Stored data
--- start ---
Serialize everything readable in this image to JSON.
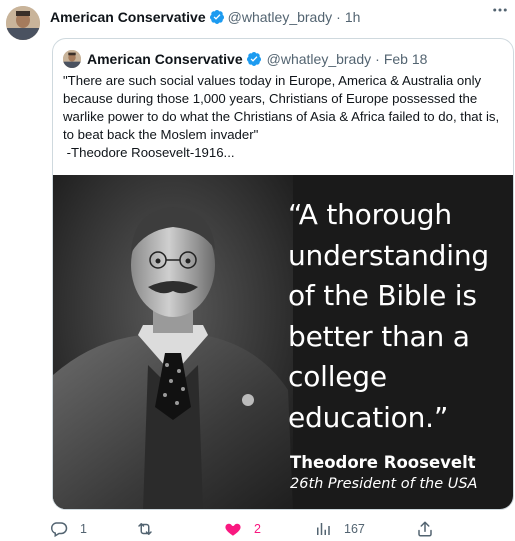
{
  "tweet": {
    "author_name": "American Conservative",
    "handle": "@whatley_brady",
    "separator": "·",
    "time": "1h",
    "more_label": "···"
  },
  "quoted": {
    "author_name": "American Conservative",
    "handle": "@whatley_brady",
    "separator": "·",
    "date": "Feb 18",
    "text_line1": "\"There are such social values today in Europe, America & Australia only because during those 1,000 years, Christians of Europe possessed the warlike power to do what the Christians of Asia & Africa failed to do, that is, to beat back the Moslem invader\"",
    "text_line2": " -Theodore Roosevelt-1916..."
  },
  "image": {
    "quote_lines": [
      "“A thorough",
      "understanding",
      "of the Bible is",
      "better than a",
      "college",
      "education.”"
    ],
    "attribution_name": "Theodore Roosevelt",
    "attribution_title": "26th President of the USA"
  },
  "actions": {
    "reply_count": "1",
    "retweet_count": "",
    "like_count": "2",
    "views_count": "167"
  },
  "colors": {
    "verified": "#1d9bf0",
    "like": "#f91880",
    "muted": "#536471"
  }
}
--- end ---
**WHAT THE TASK REQUIRES**
Set the listing down in full and exactly. Pictures within it should not appear in the copy.

**RESULT BELOW**
Serialize everything readable in this image to JSON.
{
  "tweet": {
    "author_name": "American Conservative",
    "handle": "@whatley_brady",
    "separator": "·",
    "time": "1h",
    "more_label": "···"
  },
  "quoted": {
    "author_name": "American Conservative",
    "handle": "@whatley_brady",
    "separator": "·",
    "date": "Feb 18",
    "text_line1": "\"There are such social values today in Europe, America & Australia only because during those 1,000 years, Christians of Europe possessed the warlike power to do what the Christians of Asia & Africa failed to do, that is, to beat back the Moslem invader\"",
    "text_line2": " -Theodore Roosevelt-1916..."
  },
  "image": {
    "quote_lines": [
      "“A thorough",
      "understanding",
      "of the Bible is",
      "better than a",
      "college",
      "education.”"
    ],
    "attribution_name": "Theodore Roosevelt",
    "attribution_title": "26th President of the USA"
  },
  "actions": {
    "reply_count": "1",
    "retweet_count": "",
    "like_count": "2",
    "views_count": "167"
  },
  "colors": {
    "verified": "#1d9bf0",
    "like": "#f91880",
    "muted": "#536471"
  }
}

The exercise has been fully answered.